*Rows*.
[BEGIN]

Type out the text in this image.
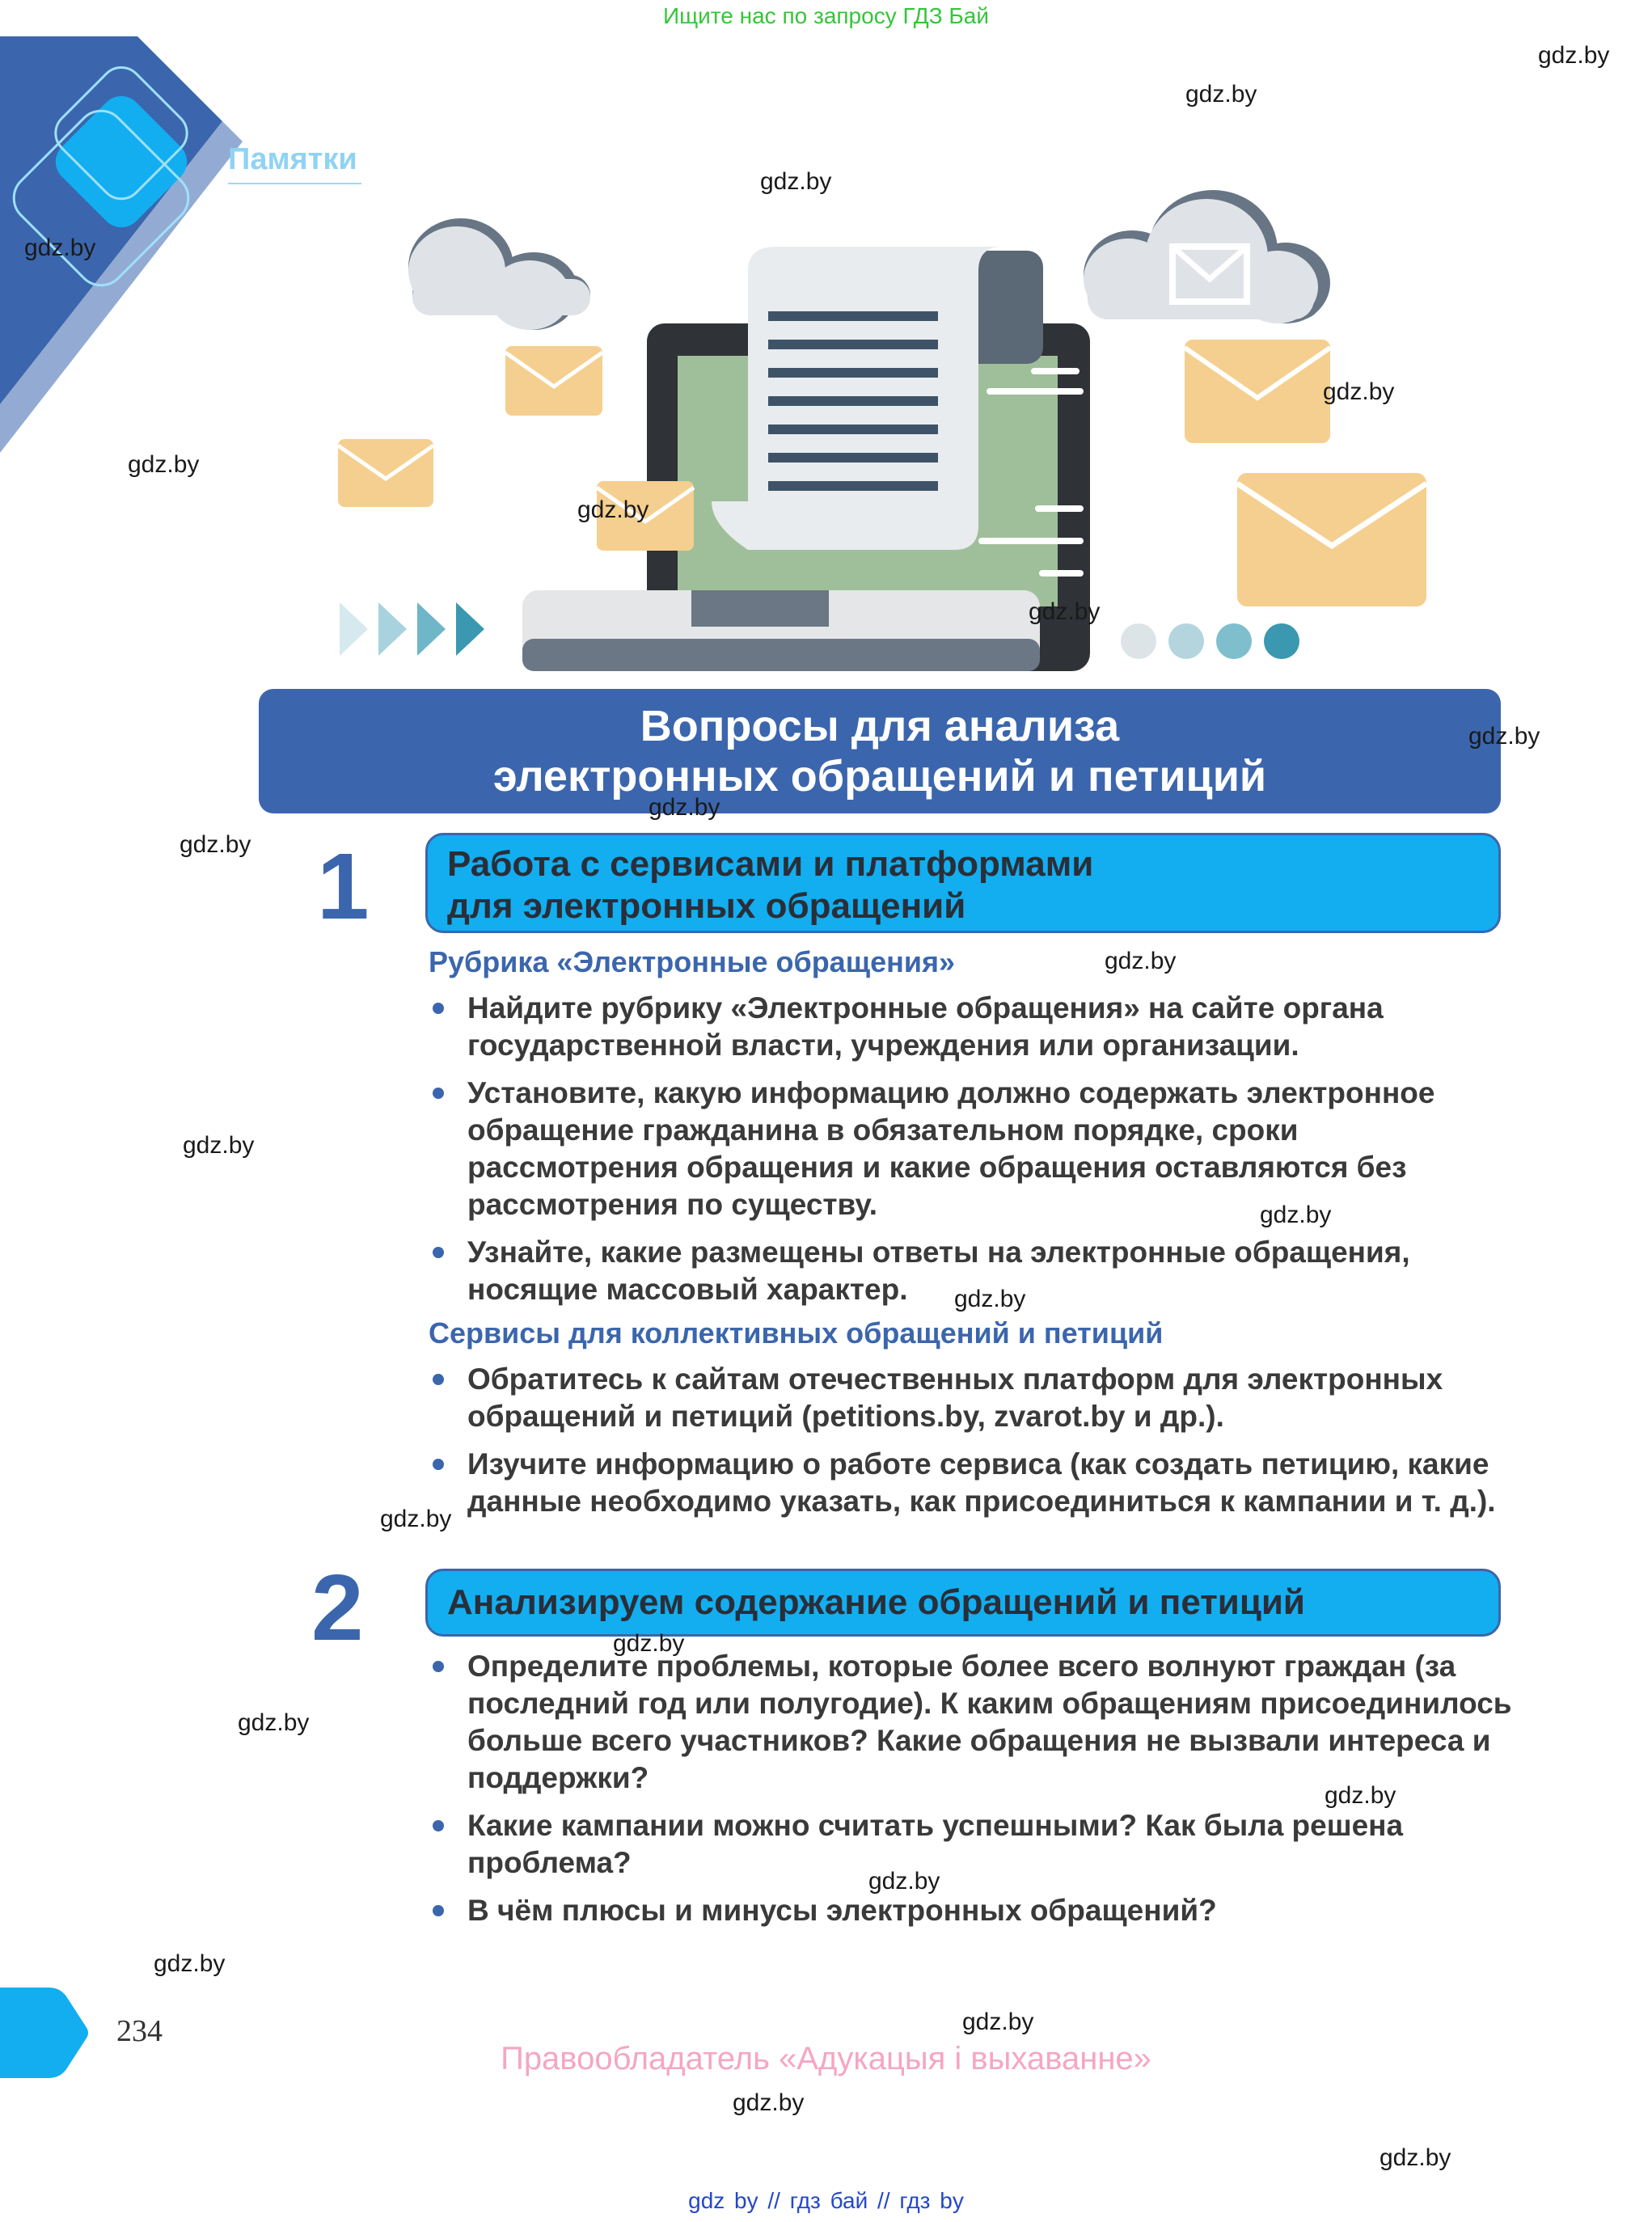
Ищите нас по запросу ГДЗ Бай
Памятки
Вопросы для анализа
электронных обращений и петиций
1 Работа с сервисами и платформами
для электронных обращений
Рубрика «Электронные обращения»
Найдите рубрику «Электронные обращения» на сайте органа государственной власти, учреждения или организации.
Установите, какую информацию должно содержать электронное обращение гражданина в обязательном порядке, сроки рассмотрения обращения и какие обращения оставляются без рассмотрения по существу.
Узнайте, какие размещены ответы на электронные обращения, носящие массовый характер.
Сервисы для коллективных обращений и петиций
Обратитесь к сайтам отечественных платформ для электронных обращений и петиций (petitions.by, zvarot.by и др.).
Изучите информацию о работе сервиса (как создать петицию, какие данные необходимо указать, как присоединиться к кампании и т. д.).
2 Анализируем содержание обращений и петиций
Определите проблемы, которые более всего волнуют граждан (за последний год или полугодие). К каким обращениям присоединилось больше всего участников? Какие обращения не вызвали интереса и поддержки?
Какие кампании можно считать успешными? Как была решена проблема?
В чём плюсы и минусы электронных обращений?
234
Правообладатель «Адукацыя і выхаванне»
gdz by // гдз бай // гдз by
gdz.by
gdz.by
gdz.by
gdz.by
gdz.by
gdz.by
gdz.by
gdz.by
gdz.by
gdz.by
gdz.by
gdz.by
gdz.by
gdz.by
gdz.by
gdz.by
gdz.by
gdz.by
gdz.by
gdz.by
gdz.by
gdz.by
gdz.by
gdz.by
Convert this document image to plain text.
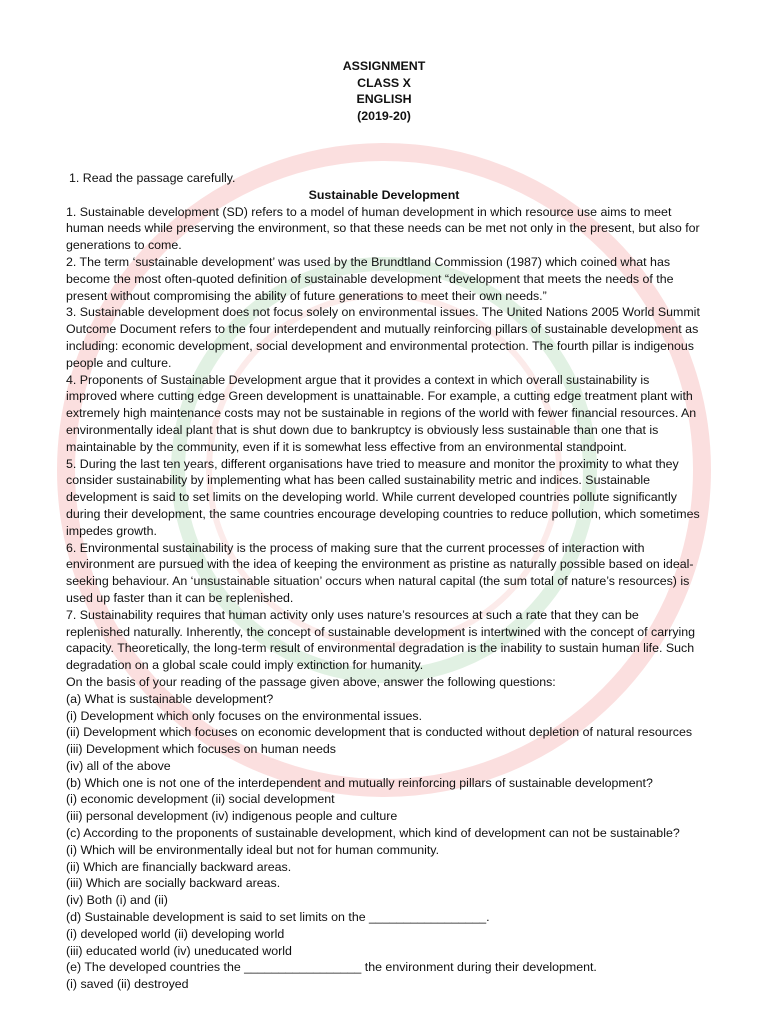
ASSIGNMENT
CLASS X
ENGLISH
(2019-20)
1. Read the passage carefully.
Sustainable Development

1. Sustainable development (SD) refers to a model of human development in which resource use aims to meet human needs while preserving the environment, so that these needs can be met not only in the present, but also for generations to come.

2. The term ‘sustainable development’ was used by the Brundtland Commission (1987) which coined what has become the most often-quoted definition of sustainable development “development that meets the needs of the present without compromising the ability of future generations to meet their own needs.”

3. Sustainable development does not focus solely on environmental issues. The United Nations 2005 World Summit Outcome Document refers to the four interdependent and mutually reinforcing pillars of sustainable development as including: economic development, social development and environmental protection. The fourth pillar is indigenous people and culture.

4. Proponents of Sustainable Development argue that it provides a context in which overall sustainability is improved where cutting edge Green development is unattainable. For example, a cutting edge treatment plant with extremely high maintenance costs may not be sustainable in regions of the world with fewer financial resources. An environmentally ideal plant that is shut down due to bankruptcy is obviously less sustainable than one that is maintainable by the community, even if it is somewhat less effective from an environmental standpoint.

5. During the last ten years, different organisations have tried to measure and monitor the proximity to what they consider sustainability by implementing what has been called sustainability metric and indices. Sustainable development is said to set limits on the developing world. While current developed countries pollute significantly during their development, the same countries encourage developing countries to reduce pollution, which sometimes impedes growth.

6. Environmental sustainability is the process of making sure that the current processes of interaction with environment are pursued with the idea of keeping the environment as pristine as naturally possible based on ideal-seeking behaviour. An ‘unsustainable situation’ occurs when natural capital (the sum total of nature’s resources) is used up faster than it can be replenished.

7. Sustainability requires that human activity only uses nature’s resources at such a rate that they can be replenished naturally. Inherently, the concept of sustainable development is intertwined with the concept of carrying capacity. Theoretically, the long-term result of environmental degradation is the inability to sustain human life. Such degradation on a global scale could imply extinction for humanity.

On the basis of your reading of the passage given above, answer the following questions:

(a) What is sustainable development?
(i) Development which only focuses on the environmental issues.
(ii) Development which focuses on economic development that is conducted without depletion of natural resources
(iii) Development which focuses on human needs
(iv) all of the above
(b) Which one is not one of the interdependent and mutually reinforcing pillars of sustainable development?
(i) economic development (ii) social development
(iii) personal development (iv) indigenous people and culture
(c) According to the proponents of sustainable development, which kind of development can not be sustainable?
(i) Which will be environmentally ideal but not for human community.
(ii) Which are financially backward areas.
(iii) Which are socially backward areas.
(iv) Both (i) and (ii)
(d) Sustainable development is said to set limits on the _________________.
(i) developed world (ii) developing world
(iii) educated world (iv) uneducated world
(e) The developed countries the _________________ the environment during their development.
(i) saved (ii) destroyed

[END]

*Problem description*. Using the records above, copy every line that has the word "focuses" in it.

*Correct output*.
(i) Development which only focuses on the environmental issues.
(ii) Development which focuses on economic development that is conducted without depletion of natural resources
(iii) Development which focuses on human needs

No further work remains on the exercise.